* Dataset extract
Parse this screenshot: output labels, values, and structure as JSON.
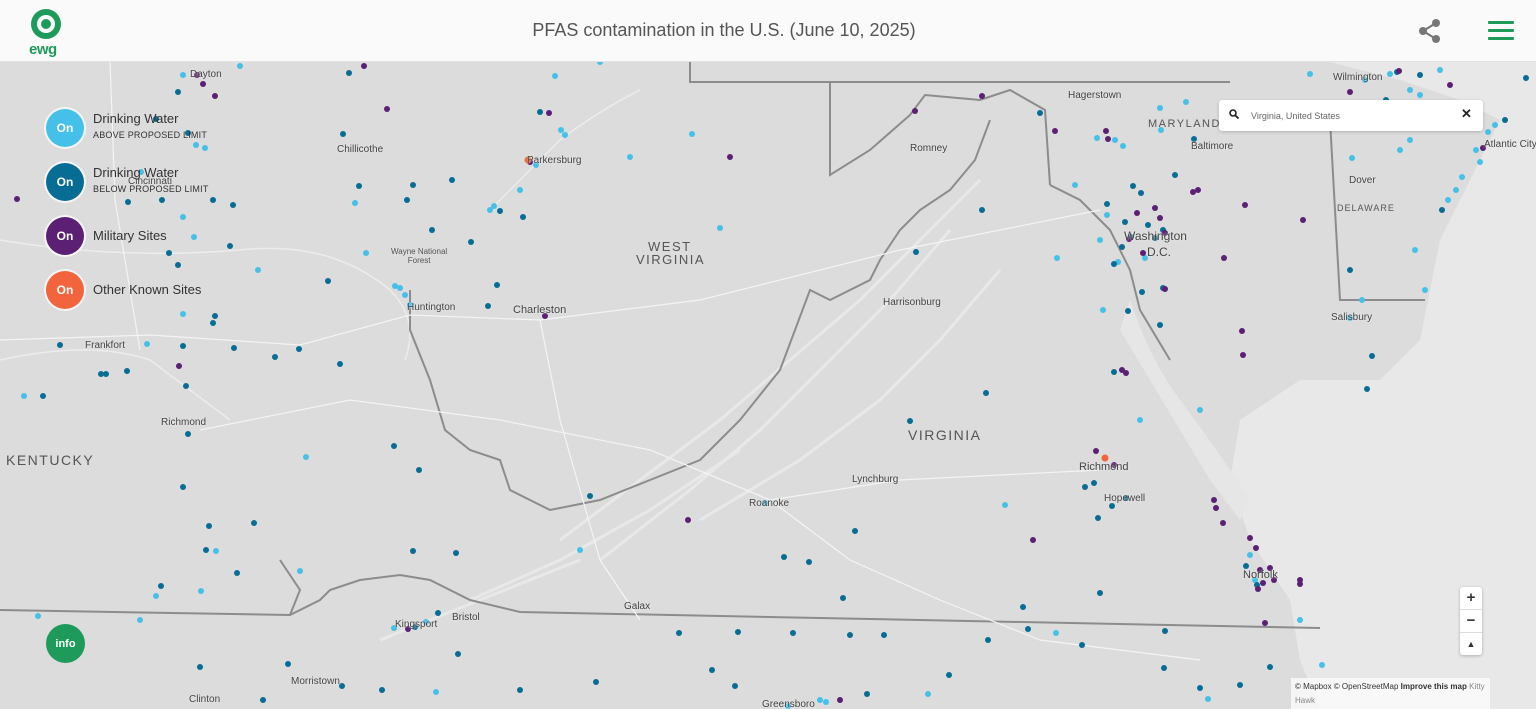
{
  "header": {
    "logo_text": "ewg",
    "title": "PFAS contamination in the U.S. (June 10, 2025)"
  },
  "legend": [
    {
      "toggle": "On",
      "label": "Drinking Water",
      "sublabel": "ABOVE PROPOSED LIMIT",
      "color": "#45c0e8"
    },
    {
      "toggle": "On",
      "label": "Drinking Water",
      "sublabel": "BELOW PROPOSED LIMIT",
      "color": "#086d94"
    },
    {
      "toggle": "On",
      "label": "Military Sites",
      "sublabel": "",
      "color": "#5b1f73"
    },
    {
      "toggle": "On",
      "label": "Other Known Sites",
      "sublabel": "",
      "color": "#f2643b"
    }
  ],
  "search": {
    "value": "Virginia, United States"
  },
  "zoom": {
    "in": "+",
    "out": "−",
    "compass": "▲"
  },
  "info_label": "info",
  "attribution": {
    "text": "© Mapbox © OpenStreetMap",
    "link": "Improve this map",
    "extra": "Kitty Hawk"
  },
  "states": {
    "west_virginia_1": "WEST",
    "west_virginia_2": "VIRGINIA",
    "virginia": "VIRGINIA",
    "kentucky": "KENTUCKY",
    "maryland": "MARYLAND",
    "delaware": "DELAWARE"
  },
  "places": {
    "dayton": "Dayton",
    "cincinnati": "Cincinnati",
    "chillicothe": "Chillicothe",
    "parkersburg": "Parkersburg",
    "hagerstown": "Hagerstown",
    "romney": "Romney",
    "baltimore": "Baltimore",
    "wilmington": "Wilmington",
    "atlantic_city": "Atlantic City",
    "dover": "Dover",
    "washington_1": "Washington",
    "washington_2": "D.C.",
    "huntington": "Huntington",
    "charleston": "Charleston",
    "harrisonburg": "Harrisonburg",
    "frankfort": "Frankfort",
    "salisbury": "Salisbury",
    "richmond_ky": "Richmond",
    "richmond_va": "Richmond",
    "hopewell": "Hopewell",
    "lynchburg": "Lynchburg",
    "roanoke": "Roanoke",
    "norfolk": "Norfolk",
    "galax": "Galax",
    "bristol": "Bristol",
    "kingsport": "Kingsport",
    "clinton": "Clinton",
    "morristown": "Morristown",
    "greensboro": "Greensboro",
    "wayne_forest": "Wayne National\nForest"
  }
}
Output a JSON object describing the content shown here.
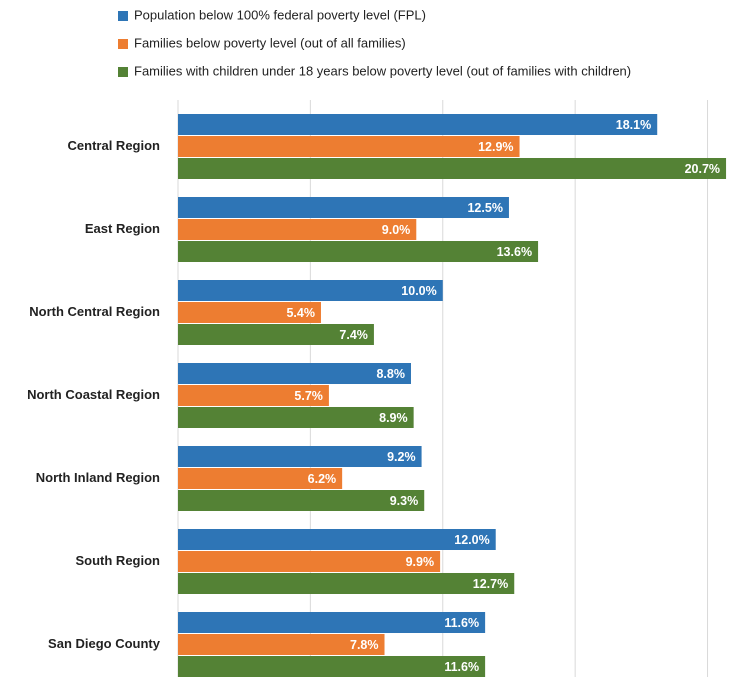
{
  "chart_data": {
    "type": "hbar",
    "categories": [
      "Central Region",
      "East Region",
      "North Central Region",
      "North Coastal Region",
      "North Inland Region",
      "South Region",
      "San Diego County"
    ],
    "series": [
      {
        "name": "Population below 100% federal poverty level (FPL)",
        "color": "#2e75b6",
        "values": [
          18.1,
          12.5,
          10.0,
          8.8,
          9.2,
          12.0,
          11.6
        ],
        "value_labels": [
          "18.1%",
          "12.5%",
          "10.0%",
          "8.8%",
          "9.2%",
          "12.0%",
          "11.6%"
        ]
      },
      {
        "name": "Families below poverty level (out of all families)",
        "color": "#ed7d31",
        "values": [
          12.9,
          9.0,
          5.4,
          5.7,
          6.2,
          9.9,
          7.8
        ],
        "value_labels": [
          "12.9%",
          "9.0%",
          "5.4%",
          "5.7%",
          "6.2%",
          "9.9%",
          "7.8%"
        ]
      },
      {
        "name": "Families with children under 18 years below poverty level (out of families with children)",
        "color": "#548235",
        "values": [
          20.7,
          13.6,
          7.4,
          8.9,
          9.3,
          12.7,
          11.6
        ],
        "value_labels": [
          "20.7%",
          "13.6%",
          "7.4%",
          "8.9%",
          "9.3%",
          "12.7%",
          "11.6%"
        ]
      }
    ],
    "xlim": [
      0,
      21
    ],
    "xticks": [
      0,
      5,
      10,
      15,
      20
    ],
    "grid": true,
    "legend": "top"
  }
}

* Task
Quote all the lines above exactly as given. Do not include the pictures.

* Expected output
Parse this screenshot: output labels, values, and structure as JSON.
{
  "header": {
    "logo_text": "ewg",
    "title": "PFAS contamination in the U.S. (June 10, 2025)"
  },
  "legend": [
    {
      "toggle": "On",
      "label": "Drinking Water",
      "sublabel": "ABOVE PROPOSED LIMIT",
      "color": "#45c0e8"
    },
    {
      "toggle": "On",
      "label": "Drinking Water",
      "sublabel": "BELOW PROPOSED LIMIT",
      "color": "#086d94"
    },
    {
      "toggle": "On",
      "label": "Military Sites",
      "sublabel": "",
      "color": "#5b1f73"
    },
    {
      "toggle": "On",
      "label": "Other Known Sites",
      "sublabel": "",
      "color": "#f2643b"
    }
  ],
  "search": {
    "value": "Virginia, United States"
  },
  "zoom": {
    "in": "+",
    "out": "−",
    "compass": "▲"
  },
  "info_label": "info",
  "attribution": {
    "text": "© Mapbox © OpenStreetMap",
    "link": "Improve this map",
    "extra": "Kitty Hawk"
  },
  "states": {
    "west_virginia_1": "WEST",
    "west_virginia_2": "VIRGINIA",
    "virginia": "VIRGINIA",
    "kentucky": "KENTUCKY",
    "maryland": "MARYLAND",
    "delaware": "DELAWARE"
  },
  "places": {
    "dayton": "Dayton",
    "cincinnati": "Cincinnati",
    "chillicothe": "Chillicothe",
    "parkersburg": "Parkersburg",
    "hagerstown": "Hagerstown",
    "romney": "Romney",
    "baltimore": "Baltimore",
    "wilmington": "Wilmington",
    "atlantic_city": "Atlantic City",
    "dover": "Dover",
    "washington_1": "Washington",
    "washington_2": "D.C.",
    "huntington": "Huntington",
    "charleston": "Charleston",
    "harrisonburg": "Harrisonburg",
    "frankfort": "Frankfort",
    "salisbury": "Salisbury",
    "richmond_ky": "Richmond",
    "richmond_va": "Richmond",
    "hopewell": "Hopewell",
    "lynchburg": "Lynchburg",
    "roanoke": "Roanoke",
    "norfolk": "Norfolk",
    "galax": "Galax",
    "bristol": "Bristol",
    "kingsport": "Kingsport",
    "clinton": "Clinton",
    "morristown": "Morristown",
    "greensboro": "Greensboro",
    "wayne_forest": "Wayne National\nForest"
  }
}
Output a JSON object describing the content shown here.
{
  "chart_data": {
    "type": "hbar",
    "categories": [
      "Central Region",
      "East Region",
      "North Central Region",
      "North Coastal Region",
      "North Inland Region",
      "South Region",
      "San Diego County"
    ],
    "series": [
      {
        "name": "Population below 100% federal poverty level (FPL)",
        "color": "#2e75b6",
        "values": [
          18.1,
          12.5,
          10.0,
          8.8,
          9.2,
          12.0,
          11.6
        ],
        "value_labels": [
          "18.1%",
          "12.5%",
          "10.0%",
          "8.8%",
          "9.2%",
          "12.0%",
          "11.6%"
        ]
      },
      {
        "name": "Families below poverty level (out of all families)",
        "color": "#ed7d31",
        "values": [
          12.9,
          9.0,
          5.4,
          5.7,
          6.2,
          9.9,
          7.8
        ],
        "value_labels": [
          "12.9%",
          "9.0%",
          "5.4%",
          "5.7%",
          "6.2%",
          "9.9%",
          "7.8%"
        ]
      },
      {
        "name": "Families with children under 18 years below poverty level (out of families with children)",
        "color": "#548235",
        "values": [
          20.7,
          13.6,
          7.4,
          8.9,
          9.3,
          12.7,
          11.6
        ],
        "value_labels": [
          "20.7%",
          "13.6%",
          "7.4%",
          "8.9%",
          "9.3%",
          "12.7%",
          "11.6%"
        ]
      }
    ],
    "xlim": [
      0,
      21
    ],
    "xticks": [
      0,
      5,
      10,
      15,
      20
    ],
    "grid": true,
    "legend": "top"
  }
}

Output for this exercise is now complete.